Geselecteerde passage:
+++

Vis bevat vetzuren die belangrijk zijn voor het goed functioneren van de hersenen. Uit onderzoek van Renate de Groot van de Open Universiteit blijkt nu dat deze stoffen ook van belang zijn voor de aanleg van het centraal zenuwstelsel van het ongeboren kind. De Groot raadt zwangere vrouwen aan twee keer per week vis te eten. Dit meldt de Open Universiteit.
Volgens De Groot zijn de meervoudige onverzadigde vetzuren uit vis zeer belangrijk voor het menselijk lichaam en dan met name het zogenoemde docasahexaeenzuur (DHA). Uit het onderzoek van De Groot blijkt dat er een positief verband bestaat tussen de hoeveelheid DHA die het ongeboren kind binnenkrijgt en het functioneren van de hersenen als het kind ouder is. Zo kunnen kinderen van 8 jaar van wie de moeder veel vis heeft gegeten tijdens de zwangerschap relatief beter zien en ook vertonen ze minder vaak probleemgedrag.

+++

Jouw opdrachten:
- 1) Beantwoord aan de hand van de tekst over vis en zwangerschap de volgende vragen:
(a) Aan welke instelling is Renate de Groot verbonden?
(b) Hoe vaak per week raadt De Groot zwangere vrouwen aan vis te eten?
(c) Welke twee verschillen worden genoemd bij kinderen van 8 jaar van wie de moeder tijdens de zwangerschap veel vis heeft gegeten?
- 2) Pak de tekst over vis en zwangerschap op na de laatste zin en schrijf hem verder.

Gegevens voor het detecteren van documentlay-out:
+++

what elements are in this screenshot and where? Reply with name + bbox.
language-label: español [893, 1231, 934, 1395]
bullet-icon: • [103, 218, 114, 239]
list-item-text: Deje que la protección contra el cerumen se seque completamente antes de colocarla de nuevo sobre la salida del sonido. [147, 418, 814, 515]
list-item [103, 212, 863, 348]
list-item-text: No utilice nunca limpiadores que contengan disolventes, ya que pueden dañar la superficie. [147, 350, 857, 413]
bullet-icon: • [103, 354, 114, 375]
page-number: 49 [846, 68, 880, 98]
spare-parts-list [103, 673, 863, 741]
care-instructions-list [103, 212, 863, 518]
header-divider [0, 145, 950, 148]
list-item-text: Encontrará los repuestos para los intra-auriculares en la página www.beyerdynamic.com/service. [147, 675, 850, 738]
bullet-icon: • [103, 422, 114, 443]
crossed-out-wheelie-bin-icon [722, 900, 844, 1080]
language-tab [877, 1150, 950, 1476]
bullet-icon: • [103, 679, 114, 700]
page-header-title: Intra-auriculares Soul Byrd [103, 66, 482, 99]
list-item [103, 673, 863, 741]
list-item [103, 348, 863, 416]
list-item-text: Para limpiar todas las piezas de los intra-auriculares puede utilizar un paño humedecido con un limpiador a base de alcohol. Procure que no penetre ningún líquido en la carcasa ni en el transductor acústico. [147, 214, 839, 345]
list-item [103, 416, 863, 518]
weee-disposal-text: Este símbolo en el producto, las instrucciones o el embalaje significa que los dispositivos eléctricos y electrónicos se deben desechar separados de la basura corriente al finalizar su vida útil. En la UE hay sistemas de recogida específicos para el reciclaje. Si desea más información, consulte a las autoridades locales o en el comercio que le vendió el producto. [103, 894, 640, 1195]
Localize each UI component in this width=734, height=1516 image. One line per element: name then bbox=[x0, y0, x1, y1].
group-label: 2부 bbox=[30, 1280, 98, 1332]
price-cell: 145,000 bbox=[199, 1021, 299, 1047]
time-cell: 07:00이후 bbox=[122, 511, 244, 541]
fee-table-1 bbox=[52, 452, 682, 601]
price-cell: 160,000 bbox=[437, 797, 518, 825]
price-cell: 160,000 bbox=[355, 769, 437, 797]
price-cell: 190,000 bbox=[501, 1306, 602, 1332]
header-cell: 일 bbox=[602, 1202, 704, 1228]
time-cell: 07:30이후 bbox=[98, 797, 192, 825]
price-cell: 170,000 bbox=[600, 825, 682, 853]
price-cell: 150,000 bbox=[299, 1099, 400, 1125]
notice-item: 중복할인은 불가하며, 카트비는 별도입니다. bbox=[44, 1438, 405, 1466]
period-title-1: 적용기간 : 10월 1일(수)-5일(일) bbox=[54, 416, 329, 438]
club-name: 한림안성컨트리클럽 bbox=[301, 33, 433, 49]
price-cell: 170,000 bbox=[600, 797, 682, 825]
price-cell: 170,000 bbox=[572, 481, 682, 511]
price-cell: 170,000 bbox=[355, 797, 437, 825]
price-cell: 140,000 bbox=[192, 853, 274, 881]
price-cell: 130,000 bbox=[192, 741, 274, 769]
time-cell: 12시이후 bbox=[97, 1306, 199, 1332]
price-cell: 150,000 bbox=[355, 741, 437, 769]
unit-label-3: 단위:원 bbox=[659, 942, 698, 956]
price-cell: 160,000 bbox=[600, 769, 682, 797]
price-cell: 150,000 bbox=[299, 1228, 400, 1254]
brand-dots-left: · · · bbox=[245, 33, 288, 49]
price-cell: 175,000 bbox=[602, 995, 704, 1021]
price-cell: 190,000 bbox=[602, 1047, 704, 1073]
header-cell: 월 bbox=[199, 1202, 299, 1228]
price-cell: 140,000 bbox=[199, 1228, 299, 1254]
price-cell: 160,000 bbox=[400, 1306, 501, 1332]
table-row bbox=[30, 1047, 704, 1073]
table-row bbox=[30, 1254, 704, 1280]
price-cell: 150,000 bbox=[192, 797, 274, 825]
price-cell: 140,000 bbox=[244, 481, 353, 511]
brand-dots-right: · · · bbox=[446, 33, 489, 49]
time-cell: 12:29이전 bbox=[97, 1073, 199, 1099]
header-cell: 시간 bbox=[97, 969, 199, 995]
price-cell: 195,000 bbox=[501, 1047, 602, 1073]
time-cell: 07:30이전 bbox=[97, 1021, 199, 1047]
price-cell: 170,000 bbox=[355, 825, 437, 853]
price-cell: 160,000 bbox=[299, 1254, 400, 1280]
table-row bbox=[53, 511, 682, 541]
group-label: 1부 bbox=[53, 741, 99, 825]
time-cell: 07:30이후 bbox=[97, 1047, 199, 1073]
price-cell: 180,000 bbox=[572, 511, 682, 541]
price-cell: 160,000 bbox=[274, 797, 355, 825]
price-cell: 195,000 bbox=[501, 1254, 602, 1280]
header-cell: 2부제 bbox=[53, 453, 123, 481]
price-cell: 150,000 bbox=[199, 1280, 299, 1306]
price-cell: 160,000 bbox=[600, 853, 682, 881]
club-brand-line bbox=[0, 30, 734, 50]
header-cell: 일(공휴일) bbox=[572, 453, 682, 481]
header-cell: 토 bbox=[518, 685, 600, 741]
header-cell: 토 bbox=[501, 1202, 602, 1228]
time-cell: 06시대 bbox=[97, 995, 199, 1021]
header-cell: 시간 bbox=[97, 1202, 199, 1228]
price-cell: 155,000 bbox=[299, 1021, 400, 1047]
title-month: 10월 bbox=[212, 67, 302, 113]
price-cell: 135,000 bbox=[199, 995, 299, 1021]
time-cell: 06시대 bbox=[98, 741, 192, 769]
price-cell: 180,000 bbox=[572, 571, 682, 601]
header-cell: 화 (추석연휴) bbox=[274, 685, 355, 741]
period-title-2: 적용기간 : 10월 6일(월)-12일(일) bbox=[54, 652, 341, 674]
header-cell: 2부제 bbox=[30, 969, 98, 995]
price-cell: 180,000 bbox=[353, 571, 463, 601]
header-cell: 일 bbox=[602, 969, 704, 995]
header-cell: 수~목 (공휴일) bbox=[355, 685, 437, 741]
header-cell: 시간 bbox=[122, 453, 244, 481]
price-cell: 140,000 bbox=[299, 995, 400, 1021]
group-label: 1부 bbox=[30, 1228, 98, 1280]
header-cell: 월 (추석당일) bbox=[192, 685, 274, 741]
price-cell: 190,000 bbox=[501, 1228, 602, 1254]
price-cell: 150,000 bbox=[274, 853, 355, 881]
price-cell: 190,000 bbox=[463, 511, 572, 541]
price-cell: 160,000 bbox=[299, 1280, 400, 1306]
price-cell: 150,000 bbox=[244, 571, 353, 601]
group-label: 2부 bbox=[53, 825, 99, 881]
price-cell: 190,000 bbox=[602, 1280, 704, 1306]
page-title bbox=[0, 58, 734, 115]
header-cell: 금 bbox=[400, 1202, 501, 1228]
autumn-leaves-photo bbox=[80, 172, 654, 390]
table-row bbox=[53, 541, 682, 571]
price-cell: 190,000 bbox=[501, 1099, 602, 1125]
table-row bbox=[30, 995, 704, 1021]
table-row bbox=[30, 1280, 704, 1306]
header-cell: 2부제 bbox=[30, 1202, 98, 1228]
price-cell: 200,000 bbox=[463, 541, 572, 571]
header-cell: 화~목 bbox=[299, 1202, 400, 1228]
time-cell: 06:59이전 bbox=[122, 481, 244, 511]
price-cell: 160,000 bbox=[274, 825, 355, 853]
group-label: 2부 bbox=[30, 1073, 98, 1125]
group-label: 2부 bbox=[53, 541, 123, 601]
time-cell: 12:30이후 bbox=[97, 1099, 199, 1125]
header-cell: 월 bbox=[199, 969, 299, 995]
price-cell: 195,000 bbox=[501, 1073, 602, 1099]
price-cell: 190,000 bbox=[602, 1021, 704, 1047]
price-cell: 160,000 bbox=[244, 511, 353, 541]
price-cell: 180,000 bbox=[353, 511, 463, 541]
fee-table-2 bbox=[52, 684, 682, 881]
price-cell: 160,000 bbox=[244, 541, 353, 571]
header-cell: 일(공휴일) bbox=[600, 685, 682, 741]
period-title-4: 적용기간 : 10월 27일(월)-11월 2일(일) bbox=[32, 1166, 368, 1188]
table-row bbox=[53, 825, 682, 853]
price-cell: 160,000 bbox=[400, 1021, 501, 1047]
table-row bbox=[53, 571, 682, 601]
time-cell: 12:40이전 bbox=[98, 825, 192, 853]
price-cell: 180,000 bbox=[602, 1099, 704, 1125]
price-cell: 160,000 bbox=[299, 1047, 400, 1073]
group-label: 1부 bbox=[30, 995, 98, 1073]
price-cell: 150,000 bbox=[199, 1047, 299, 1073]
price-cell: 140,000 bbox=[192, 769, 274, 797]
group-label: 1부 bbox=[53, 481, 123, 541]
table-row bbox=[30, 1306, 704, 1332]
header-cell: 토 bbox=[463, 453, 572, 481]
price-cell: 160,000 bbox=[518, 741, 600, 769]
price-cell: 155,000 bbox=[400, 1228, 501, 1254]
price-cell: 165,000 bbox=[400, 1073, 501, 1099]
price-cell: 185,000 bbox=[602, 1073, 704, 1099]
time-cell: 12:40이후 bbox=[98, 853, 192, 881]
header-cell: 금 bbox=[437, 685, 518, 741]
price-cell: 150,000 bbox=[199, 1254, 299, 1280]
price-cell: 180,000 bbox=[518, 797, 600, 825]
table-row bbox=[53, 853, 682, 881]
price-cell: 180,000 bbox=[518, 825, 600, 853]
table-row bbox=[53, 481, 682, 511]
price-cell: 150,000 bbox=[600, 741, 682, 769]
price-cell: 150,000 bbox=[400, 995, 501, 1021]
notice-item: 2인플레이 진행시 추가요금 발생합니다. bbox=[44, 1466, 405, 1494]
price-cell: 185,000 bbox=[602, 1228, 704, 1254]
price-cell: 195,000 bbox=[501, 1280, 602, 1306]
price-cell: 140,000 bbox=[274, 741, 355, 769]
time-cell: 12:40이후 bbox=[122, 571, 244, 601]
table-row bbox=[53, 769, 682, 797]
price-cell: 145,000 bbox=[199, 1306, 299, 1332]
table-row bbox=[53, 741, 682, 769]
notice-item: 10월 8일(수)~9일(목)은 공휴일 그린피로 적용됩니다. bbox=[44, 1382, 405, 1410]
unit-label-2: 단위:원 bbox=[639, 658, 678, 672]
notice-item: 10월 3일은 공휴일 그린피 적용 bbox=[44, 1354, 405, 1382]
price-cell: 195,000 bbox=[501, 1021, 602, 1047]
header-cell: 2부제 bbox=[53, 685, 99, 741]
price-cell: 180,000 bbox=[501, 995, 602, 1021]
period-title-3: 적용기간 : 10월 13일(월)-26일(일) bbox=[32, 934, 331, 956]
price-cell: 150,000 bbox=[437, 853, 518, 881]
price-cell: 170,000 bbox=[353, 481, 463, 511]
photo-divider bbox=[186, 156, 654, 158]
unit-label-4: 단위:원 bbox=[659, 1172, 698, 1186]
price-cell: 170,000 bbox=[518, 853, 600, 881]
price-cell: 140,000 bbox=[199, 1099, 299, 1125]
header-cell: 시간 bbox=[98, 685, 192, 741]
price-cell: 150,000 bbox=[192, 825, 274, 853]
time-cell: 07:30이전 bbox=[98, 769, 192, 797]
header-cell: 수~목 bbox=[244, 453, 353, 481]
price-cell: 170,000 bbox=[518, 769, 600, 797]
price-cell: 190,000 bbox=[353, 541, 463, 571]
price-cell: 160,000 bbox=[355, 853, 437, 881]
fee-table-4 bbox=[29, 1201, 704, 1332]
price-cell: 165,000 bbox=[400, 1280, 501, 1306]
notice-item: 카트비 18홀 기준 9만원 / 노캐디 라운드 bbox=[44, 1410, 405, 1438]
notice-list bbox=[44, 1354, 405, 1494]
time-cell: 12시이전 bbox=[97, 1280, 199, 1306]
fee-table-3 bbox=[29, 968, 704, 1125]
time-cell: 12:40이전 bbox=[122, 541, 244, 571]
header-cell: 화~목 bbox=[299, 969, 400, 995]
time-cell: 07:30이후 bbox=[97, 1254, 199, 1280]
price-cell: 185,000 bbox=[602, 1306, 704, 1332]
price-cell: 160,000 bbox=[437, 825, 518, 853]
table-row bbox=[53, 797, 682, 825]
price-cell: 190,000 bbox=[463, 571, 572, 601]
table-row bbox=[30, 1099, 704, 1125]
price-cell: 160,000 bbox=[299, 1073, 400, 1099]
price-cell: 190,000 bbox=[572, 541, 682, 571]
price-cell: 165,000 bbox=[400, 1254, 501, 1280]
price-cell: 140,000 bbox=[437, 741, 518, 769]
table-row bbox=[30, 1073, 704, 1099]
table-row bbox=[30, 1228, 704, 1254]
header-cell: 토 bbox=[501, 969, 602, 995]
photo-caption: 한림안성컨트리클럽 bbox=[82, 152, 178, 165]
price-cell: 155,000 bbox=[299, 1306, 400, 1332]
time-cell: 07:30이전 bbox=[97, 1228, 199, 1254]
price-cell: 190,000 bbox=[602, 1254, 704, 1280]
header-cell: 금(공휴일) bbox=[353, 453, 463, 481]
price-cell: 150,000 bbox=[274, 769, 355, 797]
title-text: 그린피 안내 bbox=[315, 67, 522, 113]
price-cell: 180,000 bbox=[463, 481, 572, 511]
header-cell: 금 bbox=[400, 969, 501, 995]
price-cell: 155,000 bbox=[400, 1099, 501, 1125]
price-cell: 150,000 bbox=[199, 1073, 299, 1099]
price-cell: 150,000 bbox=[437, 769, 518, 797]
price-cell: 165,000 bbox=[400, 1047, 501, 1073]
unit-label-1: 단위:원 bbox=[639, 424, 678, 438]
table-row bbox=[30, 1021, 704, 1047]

+++

Antwoorden per opdracht:
- 1)
(a) De Open Universiteit.
(b) Twee keer per week.
(c) Ze kunnen relatief beter zien en vertonen minder vaak probleemgedrag.

- 2)
Opvallend is dat het daarbij niet uitmaakt hoeveel DHA de kinderen op dat moment zelf binnenkrijgen. Daaruit maakt De Groot op dat bepaalde aspecten van de latere hersenontwikkeling al tijdens de zwangerschap worden beïnvloedt. Ze pleit ervoor dat vrouwen tijdig beginnen met het eten van vis of slikken van visoliecapsules, liefst al ruim voor een zwangerschap omdat het drie maanden duurt om een voorraad DHA in het lichaam op te bouwen. Tijdens de zwangerschap daalt de hoeveelheid DHA in het bloed van de moeder. Volgens De Groot is dat het ook beter om na een bevalling minimaal 32 weken te wachten met eventueel opnieuw zwanger worden omdat dan pas de voorraad DHA weer op peil is.